- What you have to do -
The exercise asks you to copy every line below in which "كتاب" appears.

== Raw records ==

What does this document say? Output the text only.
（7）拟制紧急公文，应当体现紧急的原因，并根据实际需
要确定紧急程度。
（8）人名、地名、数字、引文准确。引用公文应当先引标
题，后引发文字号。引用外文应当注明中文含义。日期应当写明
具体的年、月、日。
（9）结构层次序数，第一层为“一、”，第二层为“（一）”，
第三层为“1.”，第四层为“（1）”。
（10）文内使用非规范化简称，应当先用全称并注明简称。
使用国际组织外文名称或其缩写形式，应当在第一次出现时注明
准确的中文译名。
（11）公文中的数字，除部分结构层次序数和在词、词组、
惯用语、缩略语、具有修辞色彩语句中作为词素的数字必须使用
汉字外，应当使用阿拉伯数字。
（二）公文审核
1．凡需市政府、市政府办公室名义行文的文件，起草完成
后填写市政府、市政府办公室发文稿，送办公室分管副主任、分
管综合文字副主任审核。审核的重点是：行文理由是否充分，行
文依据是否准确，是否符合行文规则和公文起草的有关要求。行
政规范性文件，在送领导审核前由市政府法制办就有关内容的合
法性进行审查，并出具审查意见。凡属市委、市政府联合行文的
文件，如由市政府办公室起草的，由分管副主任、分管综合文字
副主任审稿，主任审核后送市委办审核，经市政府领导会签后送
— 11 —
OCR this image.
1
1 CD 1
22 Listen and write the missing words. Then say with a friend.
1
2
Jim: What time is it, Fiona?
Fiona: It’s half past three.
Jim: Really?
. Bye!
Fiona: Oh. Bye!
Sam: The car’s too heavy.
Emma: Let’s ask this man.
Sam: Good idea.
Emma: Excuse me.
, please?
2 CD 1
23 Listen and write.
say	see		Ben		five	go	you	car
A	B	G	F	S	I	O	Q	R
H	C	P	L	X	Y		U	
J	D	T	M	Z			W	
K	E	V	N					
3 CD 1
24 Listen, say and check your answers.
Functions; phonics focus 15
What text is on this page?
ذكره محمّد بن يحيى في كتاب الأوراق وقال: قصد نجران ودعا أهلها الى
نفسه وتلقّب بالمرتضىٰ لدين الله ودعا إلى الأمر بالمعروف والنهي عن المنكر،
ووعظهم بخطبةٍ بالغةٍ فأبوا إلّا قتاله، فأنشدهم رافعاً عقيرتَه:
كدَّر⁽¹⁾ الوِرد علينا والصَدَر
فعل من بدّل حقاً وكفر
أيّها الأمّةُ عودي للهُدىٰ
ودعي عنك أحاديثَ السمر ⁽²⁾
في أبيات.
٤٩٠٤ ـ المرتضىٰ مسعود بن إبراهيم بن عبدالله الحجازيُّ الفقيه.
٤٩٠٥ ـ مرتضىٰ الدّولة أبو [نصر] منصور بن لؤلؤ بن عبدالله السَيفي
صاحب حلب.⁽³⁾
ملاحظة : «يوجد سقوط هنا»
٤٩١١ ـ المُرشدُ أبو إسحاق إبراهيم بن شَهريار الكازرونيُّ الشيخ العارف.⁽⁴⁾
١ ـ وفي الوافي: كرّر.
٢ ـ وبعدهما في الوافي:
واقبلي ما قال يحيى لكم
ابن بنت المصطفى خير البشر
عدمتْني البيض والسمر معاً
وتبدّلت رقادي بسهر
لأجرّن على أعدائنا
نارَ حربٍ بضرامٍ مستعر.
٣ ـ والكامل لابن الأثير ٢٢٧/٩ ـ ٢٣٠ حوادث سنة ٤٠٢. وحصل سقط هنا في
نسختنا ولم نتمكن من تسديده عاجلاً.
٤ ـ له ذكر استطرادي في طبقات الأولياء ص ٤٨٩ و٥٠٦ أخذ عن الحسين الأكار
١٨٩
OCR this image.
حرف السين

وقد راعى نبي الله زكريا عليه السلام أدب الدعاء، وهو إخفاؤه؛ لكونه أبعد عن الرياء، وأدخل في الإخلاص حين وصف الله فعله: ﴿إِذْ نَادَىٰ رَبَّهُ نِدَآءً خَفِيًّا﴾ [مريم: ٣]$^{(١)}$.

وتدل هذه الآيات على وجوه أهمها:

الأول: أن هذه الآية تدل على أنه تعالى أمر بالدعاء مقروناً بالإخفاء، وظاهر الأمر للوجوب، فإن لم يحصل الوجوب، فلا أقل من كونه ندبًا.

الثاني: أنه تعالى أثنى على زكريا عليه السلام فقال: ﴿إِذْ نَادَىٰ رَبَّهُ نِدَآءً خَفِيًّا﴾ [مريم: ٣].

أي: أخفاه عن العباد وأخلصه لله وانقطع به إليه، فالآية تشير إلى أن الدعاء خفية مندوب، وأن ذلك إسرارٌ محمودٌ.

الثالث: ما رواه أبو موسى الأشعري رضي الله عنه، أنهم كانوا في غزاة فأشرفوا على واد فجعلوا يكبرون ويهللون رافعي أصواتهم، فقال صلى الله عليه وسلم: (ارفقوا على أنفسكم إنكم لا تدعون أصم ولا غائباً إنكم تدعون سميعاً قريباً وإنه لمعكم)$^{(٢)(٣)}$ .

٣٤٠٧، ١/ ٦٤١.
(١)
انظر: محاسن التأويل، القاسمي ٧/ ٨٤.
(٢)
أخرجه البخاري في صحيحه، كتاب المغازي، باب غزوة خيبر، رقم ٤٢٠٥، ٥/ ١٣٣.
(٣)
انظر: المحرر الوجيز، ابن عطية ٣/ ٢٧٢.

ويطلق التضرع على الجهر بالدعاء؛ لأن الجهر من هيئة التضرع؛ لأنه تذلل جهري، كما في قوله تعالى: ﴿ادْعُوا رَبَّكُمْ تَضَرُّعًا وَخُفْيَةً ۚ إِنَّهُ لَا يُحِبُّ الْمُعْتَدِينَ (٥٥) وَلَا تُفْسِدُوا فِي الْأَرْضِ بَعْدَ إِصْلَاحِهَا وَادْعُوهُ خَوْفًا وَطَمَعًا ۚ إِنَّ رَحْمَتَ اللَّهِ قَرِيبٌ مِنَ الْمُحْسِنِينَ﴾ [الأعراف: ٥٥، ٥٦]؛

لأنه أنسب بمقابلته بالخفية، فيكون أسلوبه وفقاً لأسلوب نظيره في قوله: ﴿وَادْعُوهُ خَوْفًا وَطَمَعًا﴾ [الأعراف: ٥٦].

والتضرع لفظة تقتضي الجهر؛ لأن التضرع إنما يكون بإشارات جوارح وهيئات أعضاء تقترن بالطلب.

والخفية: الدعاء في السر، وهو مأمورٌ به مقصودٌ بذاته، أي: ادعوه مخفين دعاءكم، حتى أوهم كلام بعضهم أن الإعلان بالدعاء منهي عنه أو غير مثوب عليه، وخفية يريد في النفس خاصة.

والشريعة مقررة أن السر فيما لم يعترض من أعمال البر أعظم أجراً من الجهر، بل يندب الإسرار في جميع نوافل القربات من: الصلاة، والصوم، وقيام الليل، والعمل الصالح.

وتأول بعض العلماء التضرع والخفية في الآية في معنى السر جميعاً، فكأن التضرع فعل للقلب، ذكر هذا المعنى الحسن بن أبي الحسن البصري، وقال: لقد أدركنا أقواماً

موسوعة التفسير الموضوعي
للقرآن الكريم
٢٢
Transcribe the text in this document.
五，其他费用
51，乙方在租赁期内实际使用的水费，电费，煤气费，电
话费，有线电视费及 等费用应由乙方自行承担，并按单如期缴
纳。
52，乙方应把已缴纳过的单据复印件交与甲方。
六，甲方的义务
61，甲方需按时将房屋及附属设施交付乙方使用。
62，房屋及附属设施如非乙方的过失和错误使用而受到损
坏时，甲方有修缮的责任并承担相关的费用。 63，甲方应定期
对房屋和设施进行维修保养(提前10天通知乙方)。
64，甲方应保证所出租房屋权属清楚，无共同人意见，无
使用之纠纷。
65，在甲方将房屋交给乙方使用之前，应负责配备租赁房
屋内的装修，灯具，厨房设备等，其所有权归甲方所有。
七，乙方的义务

===

- The response -
ذكره محمّد بن يحيى في كتاب الأوراق وقال: قصد نجران ودعا أهلها الى
أخرجه البخاري في صحيحه، كتاب المغازي، باب غزوة خيبر، رقم ٤٢٠٥، ٥/ ١٣٣.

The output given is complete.